Set out the lines below as a numbered list, and leave out any blank lines.
+-------+
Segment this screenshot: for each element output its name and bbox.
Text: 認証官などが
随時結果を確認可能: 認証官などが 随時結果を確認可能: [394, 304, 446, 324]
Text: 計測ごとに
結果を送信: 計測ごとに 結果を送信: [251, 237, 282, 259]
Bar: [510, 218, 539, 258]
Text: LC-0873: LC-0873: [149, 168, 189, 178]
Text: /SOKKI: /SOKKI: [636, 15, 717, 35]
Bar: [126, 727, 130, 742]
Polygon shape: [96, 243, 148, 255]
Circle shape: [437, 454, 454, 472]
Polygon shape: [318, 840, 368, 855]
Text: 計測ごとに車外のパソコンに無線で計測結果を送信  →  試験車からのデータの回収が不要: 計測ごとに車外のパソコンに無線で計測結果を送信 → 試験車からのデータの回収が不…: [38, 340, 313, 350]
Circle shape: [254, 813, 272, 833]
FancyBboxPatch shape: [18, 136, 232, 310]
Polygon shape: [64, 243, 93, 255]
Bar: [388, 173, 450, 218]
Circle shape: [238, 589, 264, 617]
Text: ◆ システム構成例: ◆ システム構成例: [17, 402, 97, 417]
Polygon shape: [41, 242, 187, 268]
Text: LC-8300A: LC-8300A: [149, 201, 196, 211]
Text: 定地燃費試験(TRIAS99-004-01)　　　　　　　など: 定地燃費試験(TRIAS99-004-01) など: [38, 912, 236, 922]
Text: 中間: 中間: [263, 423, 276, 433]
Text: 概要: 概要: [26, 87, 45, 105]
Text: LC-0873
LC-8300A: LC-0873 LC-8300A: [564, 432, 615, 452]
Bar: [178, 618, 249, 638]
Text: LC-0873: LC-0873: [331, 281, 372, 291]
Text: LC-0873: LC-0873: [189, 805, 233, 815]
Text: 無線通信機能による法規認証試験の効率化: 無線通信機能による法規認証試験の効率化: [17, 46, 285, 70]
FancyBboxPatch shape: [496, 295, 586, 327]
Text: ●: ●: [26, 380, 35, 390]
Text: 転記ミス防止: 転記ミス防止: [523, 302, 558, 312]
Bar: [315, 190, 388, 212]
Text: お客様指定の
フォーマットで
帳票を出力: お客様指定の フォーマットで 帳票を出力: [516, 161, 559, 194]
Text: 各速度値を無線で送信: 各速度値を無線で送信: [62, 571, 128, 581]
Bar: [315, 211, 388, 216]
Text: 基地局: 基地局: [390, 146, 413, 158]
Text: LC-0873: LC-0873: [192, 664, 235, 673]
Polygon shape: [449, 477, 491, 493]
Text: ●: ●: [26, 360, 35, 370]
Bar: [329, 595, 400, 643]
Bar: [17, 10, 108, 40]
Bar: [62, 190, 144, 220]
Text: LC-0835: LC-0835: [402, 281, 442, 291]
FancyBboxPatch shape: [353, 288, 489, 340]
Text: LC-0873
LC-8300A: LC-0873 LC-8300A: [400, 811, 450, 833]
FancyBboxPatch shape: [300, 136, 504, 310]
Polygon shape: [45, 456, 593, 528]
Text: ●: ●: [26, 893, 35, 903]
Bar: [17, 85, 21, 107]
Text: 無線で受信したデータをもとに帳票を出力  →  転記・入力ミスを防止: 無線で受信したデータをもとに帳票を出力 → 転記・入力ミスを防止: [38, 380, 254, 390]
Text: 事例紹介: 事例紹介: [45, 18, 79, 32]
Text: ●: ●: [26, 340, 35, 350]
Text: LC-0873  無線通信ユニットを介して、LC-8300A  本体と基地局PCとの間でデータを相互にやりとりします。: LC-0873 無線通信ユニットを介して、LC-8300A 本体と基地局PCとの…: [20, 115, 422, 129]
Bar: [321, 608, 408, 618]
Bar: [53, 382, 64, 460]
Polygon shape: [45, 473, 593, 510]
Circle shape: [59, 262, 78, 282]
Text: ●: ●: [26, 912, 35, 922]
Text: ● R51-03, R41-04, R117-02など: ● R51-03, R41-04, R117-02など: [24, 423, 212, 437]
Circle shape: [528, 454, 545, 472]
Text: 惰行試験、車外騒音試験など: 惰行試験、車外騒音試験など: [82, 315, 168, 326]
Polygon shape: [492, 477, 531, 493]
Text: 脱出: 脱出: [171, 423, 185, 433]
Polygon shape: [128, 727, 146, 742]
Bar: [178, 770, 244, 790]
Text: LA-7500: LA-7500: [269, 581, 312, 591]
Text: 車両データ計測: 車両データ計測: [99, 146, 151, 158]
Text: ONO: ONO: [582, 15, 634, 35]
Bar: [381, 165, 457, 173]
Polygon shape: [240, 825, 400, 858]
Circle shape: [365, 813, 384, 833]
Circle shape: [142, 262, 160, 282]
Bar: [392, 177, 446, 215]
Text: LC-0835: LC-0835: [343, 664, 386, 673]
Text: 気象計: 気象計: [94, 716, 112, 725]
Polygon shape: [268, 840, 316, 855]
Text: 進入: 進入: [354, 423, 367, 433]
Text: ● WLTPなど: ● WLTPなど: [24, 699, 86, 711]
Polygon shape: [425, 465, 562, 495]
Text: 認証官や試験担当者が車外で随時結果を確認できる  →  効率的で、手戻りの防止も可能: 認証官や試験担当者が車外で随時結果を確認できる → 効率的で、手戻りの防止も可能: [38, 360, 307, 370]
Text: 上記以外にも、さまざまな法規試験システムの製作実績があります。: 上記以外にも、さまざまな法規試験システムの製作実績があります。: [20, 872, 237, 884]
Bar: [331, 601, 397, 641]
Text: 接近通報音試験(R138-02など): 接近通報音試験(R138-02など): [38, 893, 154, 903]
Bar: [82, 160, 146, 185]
+-------+
*Full response:*
1. Segment this screenshot: for each element output its name and bbox.
2. Text: 認証官などが
3. 随時結果を確認可能: 認証官などが 随時結果を確認可能: [394, 304, 446, 324]
4. Text: 計測ごとに
5. 結果を送信: 計測ごとに 結果を送信: [251, 237, 282, 259]
6. Bar: [510, 218, 539, 258]
7. Text: LC-0873: LC-0873: [149, 168, 189, 178]
8. Text: /SOKKI: /SOKKI: [636, 15, 717, 35]
9. Bar: [126, 727, 130, 742]
10. Polygon shape: [96, 243, 148, 255]
11. Circle shape: [437, 454, 454, 472]
12. Polygon shape: [318, 840, 368, 855]
13. Text: 計測ごとに車外のパソコンに無線で計測結果を送信  →  試験車からのデータの回収が不要: 計測ごとに車外のパソコンに無線で計測結果を送信 → 試験車からのデータの回収が不…: [38, 340, 313, 350]
14. Circle shape: [254, 813, 272, 833]
15. FancyBboxPatch shape: [18, 136, 232, 310]
16. Polygon shape: [64, 243, 93, 255]
17. Bar: [388, 173, 450, 218]
18. Circle shape: [238, 589, 264, 617]
19. Text: ◆ システム構成例: ◆ システム構成例: [17, 402, 97, 417]
20. Polygon shape: [41, 242, 187, 268]
21. Text: LC-8300A: LC-8300A: [149, 201, 196, 211]
22. Text: 定地燃費試験(TRIAS99-004-01)　　　　　　　など: 定地燃費試験(TRIAS99-004-01) など: [38, 912, 236, 922]
23. Text: 中間: 中間: [263, 423, 276, 433]
24. Text: 概要: 概要: [26, 87, 45, 105]
25. Text: LC-0873
26. LC-8300A: LC-0873 LC-8300A: [564, 432, 615, 452]
27. Bar: [178, 618, 249, 638]
28. Text: LC-0873: LC-0873: [331, 281, 372, 291]
29. Text: LC-0873: LC-0873: [189, 805, 233, 815]
30. Text: 無線通信機能による法規認証試験の効率化: 無線通信機能による法規認証試験の効率化: [17, 46, 285, 70]
31. FancyBboxPatch shape: [496, 295, 586, 327]
32. Text: ●: ●: [26, 380, 35, 390]
33. Text: 転記ミス防止: 転記ミス防止: [523, 302, 558, 312]
34. Bar: [315, 190, 388, 212]
35. Text: お客様指定の
36. フォーマットで
37. 帳票を出力: お客様指定の フォーマットで 帳票を出力: [516, 161, 559, 194]
38. Text: 各速度値を無線で送信: 各速度値を無線で送信: [62, 571, 128, 581]
39. Bar: [315, 211, 388, 216]
40. Text: 基地局: 基地局: [390, 146, 413, 158]
41. Text: LC-0873: LC-0873: [192, 664, 235, 673]
42. Polygon shape: [449, 477, 491, 493]
43. Text: ●: ●: [26, 360, 35, 370]
44. Bar: [329, 595, 400, 643]
45. Bar: [17, 10, 108, 40]
46. Bar: [62, 190, 144, 220]
47. Text: LC-0835: LC-0835: [402, 281, 442, 291]
48. FancyBboxPatch shape: [353, 288, 489, 340]
49. Text: LC-0873
50. LC-8300A: LC-0873 LC-8300A: [400, 811, 450, 833]
51. FancyBboxPatch shape: [300, 136, 504, 310]
52. Polygon shape: [45, 456, 593, 528]
53. Text: ●: ●: [26, 893, 35, 903]
54. Bar: [17, 85, 21, 107]
55. Text: 無線で受信したデータをもとに帳票を出力  →  転記・入力ミスを防止: 無線で受信したデータをもとに帳票を出力 → 転記・入力ミスを防止: [38, 380, 254, 390]
56. Text: 事例紹介: 事例紹介: [45, 18, 79, 32]
57. Text: ●: ●: [26, 340, 35, 350]
58. Text: LC-0873  無線通信ユニットを介して、LC-8300A  本体と基地局PCとの間でデータを相互にやりとりします。: LC-0873 無線通信ユニットを介して、LC-8300A 本体と基地局PCとの…: [20, 115, 422, 129]
59. Bar: [321, 608, 408, 618]
60. Bar: [53, 382, 64, 460]
61. Polygon shape: [45, 473, 593, 510]
62. Circle shape: [59, 262, 78, 282]
63. Text: ●: ●: [26, 912, 35, 922]
64. Text: ● R51-03, R41-04, R117-02など: ● R51-03, R41-04, R117-02など: [24, 423, 212, 437]
65. Circle shape: [528, 454, 545, 472]
66. Text: 惰行試験、車外騒音試験など: 惰行試験、車外騒音試験など: [82, 315, 168, 326]
67. Polygon shape: [492, 477, 531, 493]
68. Text: 脱出: 脱出: [171, 423, 185, 433]
69. Polygon shape: [128, 727, 146, 742]
70. Bar: [178, 770, 244, 790]
71. Text: LA-7500: LA-7500: [269, 581, 312, 591]
72. Text: 車両データ計測: 車両データ計測: [99, 146, 151, 158]
73. Text: ONO: ONO: [582, 15, 634, 35]
74. Bar: [381, 165, 457, 173]
75. Polygon shape: [240, 825, 400, 858]
76. Circle shape: [365, 813, 384, 833]
77. Circle shape: [142, 262, 160, 282]
78. Bar: [392, 177, 446, 215]
79. Text: LC-0835: LC-0835: [343, 664, 386, 673]
80. Text: 気象計: 気象計: [94, 716, 112, 725]
81. Polygon shape: [268, 840, 316, 855]
82. Text: 進入: 進入: [354, 423, 367, 433]
83. Text: ● WLTPなど: ● WLTPなど: [24, 699, 86, 711]
84. Polygon shape: [425, 465, 562, 495]
85. Text: 認証官や試験担当者が車外で随時結果を確認できる  →  効率的で、手戻りの防止も可能: 認証官や試験担当者が車外で随時結果を確認できる → 効率的で、手戻りの防止も可能: [38, 360, 307, 370]
86. Text: 上記以外にも、さまざまな法規試験システムの製作実績があります。: 上記以外にも、さまざまな法規試験システムの製作実績があります。: [20, 872, 237, 884]
87. Bar: [331, 601, 397, 641]
88. Text: 接近通報音試験(R138-02など): 接近通報音試験(R138-02など): [38, 893, 154, 903]
89. Bar: [82, 160, 146, 185]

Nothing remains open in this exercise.